● Raw records:
--*--

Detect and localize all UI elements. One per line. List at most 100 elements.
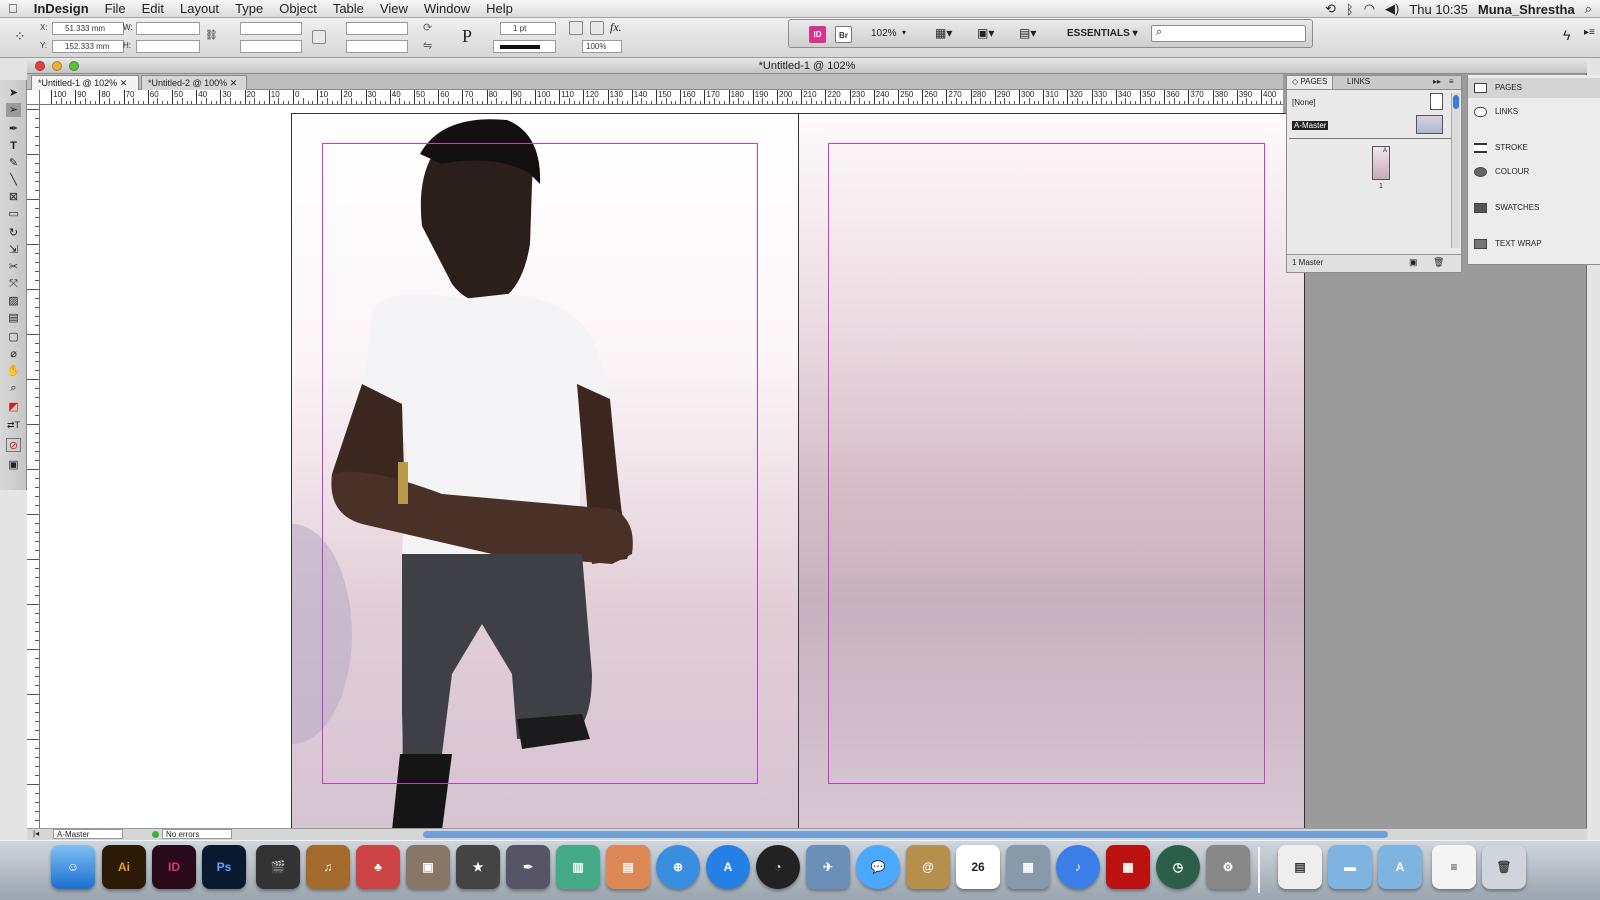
menu-object[interactable]: Object: [271, 0, 325, 18]
side-item-swatches[interactable]: SWATCHES: [1468, 198, 1600, 218]
close-window-button[interactable]: [35, 61, 45, 71]
side-item-text-wrap[interactable]: TEXT WRAP: [1468, 234, 1600, 254]
zoom-window-button[interactable]: [69, 61, 79, 71]
photo-booth-icon[interactable]: ▩: [1106, 845, 1150, 889]
paragraph-icon[interactable]: P: [462, 26, 472, 47]
itunes-icon[interactable]: ♪: [1056, 845, 1100, 889]
menubar-user[interactable]: Muna_Shrestha: [1478, 2, 1575, 17]
gnome-icon[interactable]: ♣: [356, 845, 400, 889]
time-machine-dock-icon[interactable]: ◷: [1156, 845, 1200, 889]
minimize-window-button[interactable]: [52, 61, 62, 71]
lightning-icon[interactable]: ϟ: [1563, 27, 1570, 43]
scale-x-field[interactable]: [240, 22, 302, 35]
indesign-icon[interactable]: ID: [152, 845, 196, 889]
first-page-icon[interactable]: |◂: [33, 829, 39, 838]
preflight-status[interactable]: No errors: [162, 829, 232, 839]
tab-pages[interactable]: ◇ PAGES: [1287, 76, 1334, 89]
tab-untitled-2[interactable]: *Untitled-2 @ 100% ✕: [141, 75, 247, 90]
pen-tool-icon[interactable]: ✒: [6, 122, 21, 136]
x-field[interactable]: 51.333 mm: [52, 22, 124, 35]
side-item-colour[interactable]: COLOUR: [1468, 162, 1600, 182]
gradient-feather-tool-icon[interactable]: ▤: [6, 311, 21, 325]
menu-edit[interactable]: Edit: [134, 0, 172, 18]
height-field[interactable]: [136, 40, 200, 53]
panel-menu-icon[interactable]: ▸≡: [1584, 27, 1595, 38]
scissors-tool-icon[interactable]: ✂: [6, 260, 21, 274]
stroke-weight-field[interactable]: 1 pt: [500, 22, 556, 35]
width-field[interactable]: [136, 22, 200, 35]
bluetooth-icon[interactable]: ᛒ: [1346, 2, 1354, 17]
search-field[interactable]: ⌕: [1151, 25, 1306, 42]
photoshop-icon[interactable]: Ps: [202, 845, 246, 889]
collapse-panel-icon[interactable]: ▸▸: [1433, 77, 1441, 86]
eagle-icon[interactable]: ✈: [806, 845, 850, 889]
right-page[interactable]: [798, 113, 1305, 829]
menu-type[interactable]: Type: [227, 0, 271, 18]
hand-tool-icon[interactable]: ✋: [6, 364, 21, 378]
numbers-icon[interactable]: ▥: [556, 845, 600, 889]
horizontal-scrollbar[interactable]: [423, 831, 1388, 838]
scale-y-field[interactable]: [240, 40, 302, 53]
imovie-icon[interactable]: ★: [456, 845, 500, 889]
shadow-button-icon[interactable]: [590, 21, 604, 35]
address-book-icon[interactable]: @: [906, 845, 950, 889]
scale-tool-icon[interactable]: ⇲: [6, 243, 21, 257]
tab-links[interactable]: LINKS: [1343, 77, 1374, 86]
volume-icon[interactable]: ◀): [1385, 1, 1399, 17]
guitar-icon[interactable]: ♫: [306, 845, 350, 889]
new-page-icon[interactable]: ▣: [1409, 257, 1418, 268]
close-tab-icon[interactable]: ✕: [230, 78, 238, 88]
a-master-thumbnail[interactable]: [1416, 115, 1443, 134]
panel-options-icon[interactable]: ≡: [1449, 77, 1454, 86]
dashboard-icon[interactable]: ◔: [756, 845, 800, 889]
zoom-level[interactable]: 102%: [871, 28, 897, 39]
none-master-label[interactable]: [None]: [1292, 98, 1316, 107]
iphoto-icon[interactable]: ▣: [406, 845, 450, 889]
ichat-icon[interactable]: 💬: [856, 845, 900, 889]
menu-table[interactable]: Table: [325, 0, 372, 18]
side-item-links[interactable]: LINKS: [1468, 102, 1600, 122]
shear-field[interactable]: [346, 40, 408, 53]
rectangle-frame-tool-icon[interactable]: ⊠: [6, 190, 21, 204]
menu-layout[interactable]: Layout: [172, 0, 227, 18]
workspace-switcher[interactable]: ESSENTIALS ▾: [1067, 28, 1138, 39]
page-1-thumbnail[interactable]: [1372, 146, 1390, 180]
menu-file[interactable]: File: [97, 0, 134, 18]
swap-fill-stroke-icon[interactable]: ⇄T: [6, 418, 21, 432]
ical-icon[interactable]: 26: [956, 845, 1000, 889]
horizontal-ruler[interactable]: 100 90 80 70 60 50 40 30 20 10 0 10 20 30 40 50 60 70 80 90…: [40, 90, 1283, 105]
apply-none-icon[interactable]: ⊘: [6, 438, 21, 452]
flip-icon[interactable]: ⇋: [423, 39, 432, 52]
a-master-label[interactable]: A-Master: [1292, 121, 1329, 130]
documents-stack-icon[interactable]: ▤: [1278, 845, 1322, 889]
rectangle-tool-icon[interactable]: ▭: [6, 207, 21, 221]
illustrator-icon[interactable]: Ai: [102, 845, 146, 889]
system-preferences-icon[interactable]: ⚙: [1206, 845, 1250, 889]
direct-selection-tool-icon[interactable]: ➢: [6, 103, 21, 117]
side-item-pages[interactable]: PAGES: [1468, 78, 1600, 98]
rotation-field[interactable]: [346, 22, 408, 35]
menu-view[interactable]: View: [372, 0, 416, 18]
side-item-stroke[interactable]: STROKE: [1468, 138, 1600, 158]
view-options-icon[interactable]: ▦▾: [935, 26, 952, 40]
left-page[interactable]: [291, 113, 799, 829]
time-machine-icon[interactable]: ⟲: [1325, 1, 1336, 17]
effects-label[interactable]: fx.: [610, 20, 622, 35]
image-capture-icon[interactable]: ▦: [1006, 845, 1050, 889]
type-tool-icon[interactable]: T: [6, 139, 21, 153]
y-field[interactable]: 152.333 mm: [52, 40, 124, 53]
pages-panel-scrollbar[interactable]: [1451, 93, 1460, 248]
applications-folder-icon[interactable]: A: [1378, 845, 1422, 889]
constrain-scale-icon[interactable]: [312, 30, 326, 44]
clapboard-icon[interactable]: 🎬: [256, 845, 300, 889]
bridge-badge[interactable]: Br: [835, 26, 852, 43]
line-tool-icon[interactable]: ╲: [6, 173, 21, 187]
screen-mode-icon[interactable]: ▣▾: [977, 26, 994, 40]
opacity-field[interactable]: 100%: [582, 40, 622, 53]
constrain-proportions-icon[interactable]: ⛓: [205, 30, 218, 41]
rotate-tool-icon[interactable]: ↻: [6, 226, 21, 240]
none-master-thumbnail[interactable]: [1430, 93, 1443, 110]
delete-page-icon[interactable]: 🗑: [1433, 257, 1444, 268]
drop-shadow-icon[interactable]: [569, 21, 583, 35]
zoom-dropdown-icon[interactable]: ▾: [902, 28, 906, 37]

--*--

● Written task: Reproduce the listing above line for line, without any changes, and leave out the picture.

● Reply to the task:
Detect and localize all UI elements. One per line. List at most 100 elements.
menu-object[interactable]: Object: [271, 0, 325, 18]
side-item-swatches[interactable]: SWATCHES: [1468, 198, 1600, 218]
close-window-button[interactable]: [35, 61, 45, 71]
side-item-text-wrap[interactable]: TEXT WRAP: [1468, 234, 1600, 254]
zoom-window-button[interactable]: [69, 61, 79, 71]
photo-booth-icon[interactable]: ▩: [1106, 845, 1150, 889]
paragraph-icon[interactable]: P: [462, 26, 472, 47]
itunes-icon[interactable]: ♪: [1056, 845, 1100, 889]
menubar-user[interactable]: Muna_Shrestha: [1478, 2, 1575, 17]
gnome-icon[interactable]: ♣: [356, 845, 400, 889]
time-machine-dock-icon[interactable]: ◷: [1156, 845, 1200, 889]
minimize-window-button[interactable]: [52, 61, 62, 71]
lightning-icon[interactable]: ϟ: [1563, 27, 1570, 43]
scale-x-field[interactable]: [240, 22, 302, 35]
indesign-icon[interactable]: ID: [152, 845, 196, 889]
first-page-icon[interactable]: |◂: [33, 829, 39, 838]
preflight-status[interactable]: No errors: [162, 829, 232, 839]
tab-pages[interactable]: ◇ PAGES: [1287, 76, 1334, 89]
tab-untitled-2[interactable]: *Untitled-2 @ 100% ✕: [141, 75, 247, 90]
pen-tool-icon[interactable]: ✒: [6, 122, 21, 136]
x-field[interactable]: 51.333 mm: [52, 22, 124, 35]
side-item-colour[interactable]: COLOUR: [1468, 162, 1600, 182]
gradient-feather-tool-icon[interactable]: ▤: [6, 311, 21, 325]
menu-edit[interactable]: Edit: [134, 0, 172, 18]
height-field[interactable]: [136, 40, 200, 53]
panel-menu-icon[interactable]: ▸≡: [1584, 27, 1595, 38]
scissors-tool-icon[interactable]: ✂: [6, 260, 21, 274]
stroke-weight-field[interactable]: 1 pt: [500, 22, 556, 35]
width-field[interactable]: [136, 22, 200, 35]
bluetooth-icon[interactable]: ᛒ: [1346, 2, 1354, 17]
search-field[interactable]: ⌕: [1151, 25, 1306, 42]
photoshop-icon[interactable]: Ps: [202, 845, 246, 889]
collapse-panel-icon[interactable]: ▸▸: [1433, 77, 1441, 86]
eagle-icon[interactable]: ✈: [806, 845, 850, 889]
right-page[interactable]: [798, 113, 1305, 829]
menu-type[interactable]: Type: [227, 0, 271, 18]
hand-tool-icon[interactable]: ✋: [6, 364, 21, 378]
numbers-icon[interactable]: ▥: [556, 845, 600, 889]
horizontal-scrollbar[interactable]: [423, 831, 1388, 838]
scale-y-field[interactable]: [240, 40, 302, 53]
imovie-icon[interactable]: ★: [456, 845, 500, 889]
shadow-button-icon[interactable]: [590, 21, 604, 35]
address-book-icon[interactable]: @: [906, 845, 950, 889]
scale-tool-icon[interactable]: ⇲: [6, 243, 21, 257]
tab-links[interactable]: LINKS: [1343, 77, 1374, 86]
volume-icon[interactable]: ◀): [1385, 1, 1399, 17]
guitar-icon[interactable]: ♫: [306, 845, 350, 889]
new-page-icon[interactable]: ▣: [1409, 257, 1418, 268]
close-tab-icon[interactable]: ✕: [230, 78, 238, 88]
a-master-thumbnail[interactable]: [1416, 115, 1443, 134]
panel-options-icon[interactable]: ≡: [1449, 77, 1454, 86]
dashboard-icon[interactable]: ◔: [756, 845, 800, 889]
zoom-level[interactable]: 102%: [871, 28, 897, 39]
none-master-label[interactable]: [None]: [1292, 98, 1316, 107]
iphoto-icon[interactable]: ▣: [406, 845, 450, 889]
ichat-icon[interactable]: 💬: [856, 845, 900, 889]
menu-table[interactable]: Table: [325, 0, 372, 18]
side-item-links[interactable]: LINKS: [1468, 102, 1600, 122]
shear-field[interactable]: [346, 40, 408, 53]
rectangle-frame-tool-icon[interactable]: ⊠: [6, 190, 21, 204]
menu-layout[interactable]: Layout: [172, 0, 227, 18]
workspace-switcher[interactable]: ESSENTIALS ▾: [1067, 28, 1138, 39]
page-1-thumbnail[interactable]: [1372, 146, 1390, 180]
menu-file[interactable]: File: [97, 0, 134, 18]
swap-fill-stroke-icon[interactable]: ⇄T: [6, 418, 21, 432]
ical-icon[interactable]: 26: [956, 845, 1000, 889]
horizontal-ruler[interactable]: 100 90 80 70 60 50 40 30 20 10 0 10 20 30 40 50 60 70 80 90…: [40, 90, 1283, 105]
apply-none-icon[interactable]: ⊘: [6, 438, 21, 452]
flip-icon[interactable]: ⇋: [423, 39, 432, 52]
a-master-label[interactable]: A-Master: [1292, 121, 1329, 130]
documents-stack-icon[interactable]: ▤: [1278, 845, 1322, 889]
rectangle-tool-icon[interactable]: ▭: [6, 207, 21, 221]
illustrator-icon[interactable]: Ai: [102, 845, 146, 889]
system-preferences-icon[interactable]: ⚙: [1206, 845, 1250, 889]
direct-selection-tool-icon[interactable]: ➢: [6, 103, 21, 117]
side-item-pages[interactable]: PAGES: [1468, 78, 1600, 98]
rotation-field[interactable]: [346, 22, 408, 35]
menu-view[interactable]: View: [372, 0, 416, 18]
side-item-stroke[interactable]: STROKE: [1468, 138, 1600, 158]
view-options-icon[interactable]: ▦▾: [935, 26, 952, 40]
left-page[interactable]: [291, 113, 799, 829]
time-machine-icon[interactable]: ⟲: [1325, 1, 1336, 17]
effects-label[interactable]: fx.: [610, 20, 622, 35]
image-capture-icon[interactable]: ▦: [1006, 845, 1050, 889]
type-tool-icon[interactable]: T: [6, 139, 21, 153]
y-field[interactable]: 152.333 mm: [52, 40, 124, 53]
pages-panel-scrollbar[interactable]: [1451, 93, 1460, 248]
applications-folder-icon[interactable]: A: [1378, 845, 1422, 889]
constrain-scale-icon[interactable]: [312, 30, 326, 44]
clapboard-icon[interactable]: 🎬: [256, 845, 300, 889]
bridge-badge[interactable]: Br: [835, 26, 852, 43]
line-tool-icon[interactable]: ╲: [6, 173, 21, 187]
screen-mode-icon[interactable]: ▣▾: [977, 26, 994, 40]
opacity-field[interactable]: 100%: [582, 40, 622, 53]
constrain-proportions-icon[interactable]: ⛓: [205, 30, 218, 41]
rotate-tool-icon[interactable]: ↻: [6, 226, 21, 240]
none-master-thumbnail[interactable]: [1430, 93, 1443, 110]
delete-page-icon[interactable]: 🗑: [1433, 257, 1444, 268]
drop-shadow-icon[interactable]: [569, 21, 583, 35]
zoom-dropdown-icon[interactable]: ▾: [902, 28, 906, 37]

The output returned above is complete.